TRECHO FORNECIDO
E se não houvesse a Zona Franca de Manaus? Entrevista com Nelson Azevedo

Nelson Azevedo é empresário, vice-presidente da Federação das Indústrias do Estado do Amazonas (FIEAM) e uma das mais respeitadas lideranças da Zona Franca de Manaus (ZFM). Com mais de 40 anos de atuação no setor produtivo, tornou-se referência nacional na luta pela diversificação, adensamento e regionalização da economia amazônica. Ao longo de sua trajetória, tem defendido o fortalecimento do Polo Industrial de Manaus como plataforma estratégica de desenvolvimento sustentável, articulando políticas de inovação, educação, interiorização e bioeconomia.

zona franca de manaus

É reconhecido por sua capacidade de dialogar com os setores público e privado, e por atuar com firmeza e equilíbrio na defesa de um modelo que concilia geração de emprego, arrecadação e preservação ambiental. Azevedo é autor de propostas e ações que visam transformar os incentivos da ZFM em motores de valor agregado, formação de capital humano e ampliação da presença do Estado brasileiro na Amazônia. Para ele, o futuro da região depende de um novo ciclo industrial comprometido com a floresta em pé e com a inclusão social e produtiva de toda a população amazônida. Acompanhe a entrevista abaixo

O que aconteceria com a economia do Amazonas se não houvesse a Zona Franca de Manaus?

Nelson Azevedo: Seria o colapso imediato de uma economia que, hoje, tem no Polo Industrial de Manaus sua base de sustentação. Estamos falando de 138 mil empregos diretos, cerca de meio milhão de postos totais e mais de 85% do PIB do estado. Acabar com a Zona Franca seria condenar a Amazônia à estagnação e o Brasil a abrir mão da presença econômica mais sólida que temos no Norte do país.

A crítica de que a ZFM é uma renúncia fiscal bilionária ainda persiste. Como o senhor responde a isso?

ENUNCIADO 1
Copie do texto sobre a Zona Franca de Manaus a parte que começa em "Nelson Azevedo: Seria" e termina em "responde a isso?".

EXTRATO DE DADOS
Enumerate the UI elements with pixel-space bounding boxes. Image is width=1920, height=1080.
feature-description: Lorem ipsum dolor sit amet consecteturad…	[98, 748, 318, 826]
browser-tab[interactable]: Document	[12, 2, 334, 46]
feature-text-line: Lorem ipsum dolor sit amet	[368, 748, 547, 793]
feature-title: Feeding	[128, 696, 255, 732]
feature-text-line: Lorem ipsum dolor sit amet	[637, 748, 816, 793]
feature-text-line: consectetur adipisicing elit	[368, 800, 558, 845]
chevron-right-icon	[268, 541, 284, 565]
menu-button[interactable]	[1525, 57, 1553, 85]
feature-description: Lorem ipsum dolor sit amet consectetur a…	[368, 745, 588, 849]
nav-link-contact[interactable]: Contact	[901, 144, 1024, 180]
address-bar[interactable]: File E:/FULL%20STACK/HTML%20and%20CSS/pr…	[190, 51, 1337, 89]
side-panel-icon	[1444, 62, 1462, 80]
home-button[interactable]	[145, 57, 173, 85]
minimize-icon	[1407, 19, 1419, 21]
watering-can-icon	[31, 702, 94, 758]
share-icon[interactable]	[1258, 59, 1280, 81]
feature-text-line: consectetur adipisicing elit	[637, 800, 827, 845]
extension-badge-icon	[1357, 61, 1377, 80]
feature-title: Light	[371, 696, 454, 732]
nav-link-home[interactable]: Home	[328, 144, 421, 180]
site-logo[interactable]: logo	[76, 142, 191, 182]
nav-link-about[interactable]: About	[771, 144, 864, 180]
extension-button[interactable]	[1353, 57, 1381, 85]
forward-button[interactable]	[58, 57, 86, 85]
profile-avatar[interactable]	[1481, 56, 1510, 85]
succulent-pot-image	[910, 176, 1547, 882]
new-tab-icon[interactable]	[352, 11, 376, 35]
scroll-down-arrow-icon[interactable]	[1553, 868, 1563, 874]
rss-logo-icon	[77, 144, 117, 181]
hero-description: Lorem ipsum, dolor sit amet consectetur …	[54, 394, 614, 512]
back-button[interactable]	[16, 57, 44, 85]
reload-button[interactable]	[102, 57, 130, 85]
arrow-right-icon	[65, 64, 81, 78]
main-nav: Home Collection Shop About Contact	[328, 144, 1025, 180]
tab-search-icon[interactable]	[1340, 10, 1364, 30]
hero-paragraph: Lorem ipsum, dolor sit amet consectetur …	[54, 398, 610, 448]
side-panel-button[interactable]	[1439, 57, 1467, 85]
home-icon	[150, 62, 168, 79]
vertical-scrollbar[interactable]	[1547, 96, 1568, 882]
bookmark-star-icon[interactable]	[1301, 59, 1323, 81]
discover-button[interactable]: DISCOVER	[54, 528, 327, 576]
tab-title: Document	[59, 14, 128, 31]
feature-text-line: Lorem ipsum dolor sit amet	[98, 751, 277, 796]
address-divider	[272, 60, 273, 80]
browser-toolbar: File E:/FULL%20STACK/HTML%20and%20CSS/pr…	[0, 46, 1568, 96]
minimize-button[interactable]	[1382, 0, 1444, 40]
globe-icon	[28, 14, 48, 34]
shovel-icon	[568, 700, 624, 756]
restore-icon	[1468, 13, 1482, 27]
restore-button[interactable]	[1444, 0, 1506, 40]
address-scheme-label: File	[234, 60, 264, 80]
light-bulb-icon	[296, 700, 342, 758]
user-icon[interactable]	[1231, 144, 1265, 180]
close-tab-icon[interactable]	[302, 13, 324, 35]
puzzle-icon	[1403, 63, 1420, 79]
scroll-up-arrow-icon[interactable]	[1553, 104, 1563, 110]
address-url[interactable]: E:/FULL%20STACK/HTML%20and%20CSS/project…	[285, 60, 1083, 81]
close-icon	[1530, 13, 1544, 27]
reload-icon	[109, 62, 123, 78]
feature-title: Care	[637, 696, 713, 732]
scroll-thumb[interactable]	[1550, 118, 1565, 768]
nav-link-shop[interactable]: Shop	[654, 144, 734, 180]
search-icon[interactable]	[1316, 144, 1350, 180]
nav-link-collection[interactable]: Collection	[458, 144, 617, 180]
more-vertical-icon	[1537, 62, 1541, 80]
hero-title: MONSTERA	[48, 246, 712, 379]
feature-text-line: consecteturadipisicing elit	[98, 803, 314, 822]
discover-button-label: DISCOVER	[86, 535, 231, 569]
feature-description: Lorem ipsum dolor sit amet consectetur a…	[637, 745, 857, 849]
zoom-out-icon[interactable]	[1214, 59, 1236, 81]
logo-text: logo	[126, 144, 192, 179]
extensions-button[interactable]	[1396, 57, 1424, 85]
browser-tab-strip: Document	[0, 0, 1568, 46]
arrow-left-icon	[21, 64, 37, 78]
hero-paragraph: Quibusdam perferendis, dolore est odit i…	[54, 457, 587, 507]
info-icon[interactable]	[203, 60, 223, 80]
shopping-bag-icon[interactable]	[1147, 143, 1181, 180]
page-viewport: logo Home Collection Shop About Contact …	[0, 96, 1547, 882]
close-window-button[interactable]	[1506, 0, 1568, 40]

ENUNCIADO 2
Nas entradas, troque "feature-title" por "section-title", começando no início delas e terminando na linha que contém "702, 94, 758]", e reescreva somente essas linhas, sem nenhuma outra mudança.

SOLUÇÃO DO EXERCÍCIO 1
Nelson Azevedo: Seria o colapso imediato de uma economia que, hoje, tem no Polo Industrial de Manaus sua base de sustentação. Estamos falando de 138 mil empregos diretos, cerca de meio milhão de postos totais e mais de 85% do PIB do estado. Acabar com a Zona Franca seria condenar a Amazônia à estagnação e o Brasil a abrir mão da presença econômica mais sólida que temos no Norte do país.

A crítica de que a ZFM é uma renúncia fiscal bilionária ainda persiste. Como o senhor responde a isso?

SOLUÇÃO DO EXERCÍCIO 2
Enumerate the UI elements with pixel-space bounding boxes. Image is width=1920, height=1080.
feature-description: Lorem ipsum dolor sit amet consecteturad…	[98, 748, 318, 826]
browser-tab[interactable]: Document	[12, 2, 334, 46]
feature-text-line: Lorem ipsum dolor sit amet	[368, 748, 547, 793]
section-title: Feeding	[128, 696, 255, 732]
feature-text-line: Lorem ipsum dolor sit amet	[637, 748, 816, 793]
feature-text-line: consectetur adipisicing elit	[368, 800, 558, 845]
chevron-right-icon	[268, 541, 284, 565]
menu-button[interactable]	[1525, 57, 1553, 85]
feature-description: Lorem ipsum dolor sit amet consectetur a…	[368, 745, 588, 849]
nav-link-contact[interactable]: Contact	[901, 144, 1024, 180]
address-bar[interactable]: File E:/FULL%20STACK/HTML%20and%20CSS/pr…	[190, 51, 1337, 89]
side-panel-icon	[1444, 62, 1462, 80]
home-button[interactable]	[145, 57, 173, 85]
minimize-icon	[1407, 19, 1419, 21]
watering-can-icon	[31, 702, 94, 758]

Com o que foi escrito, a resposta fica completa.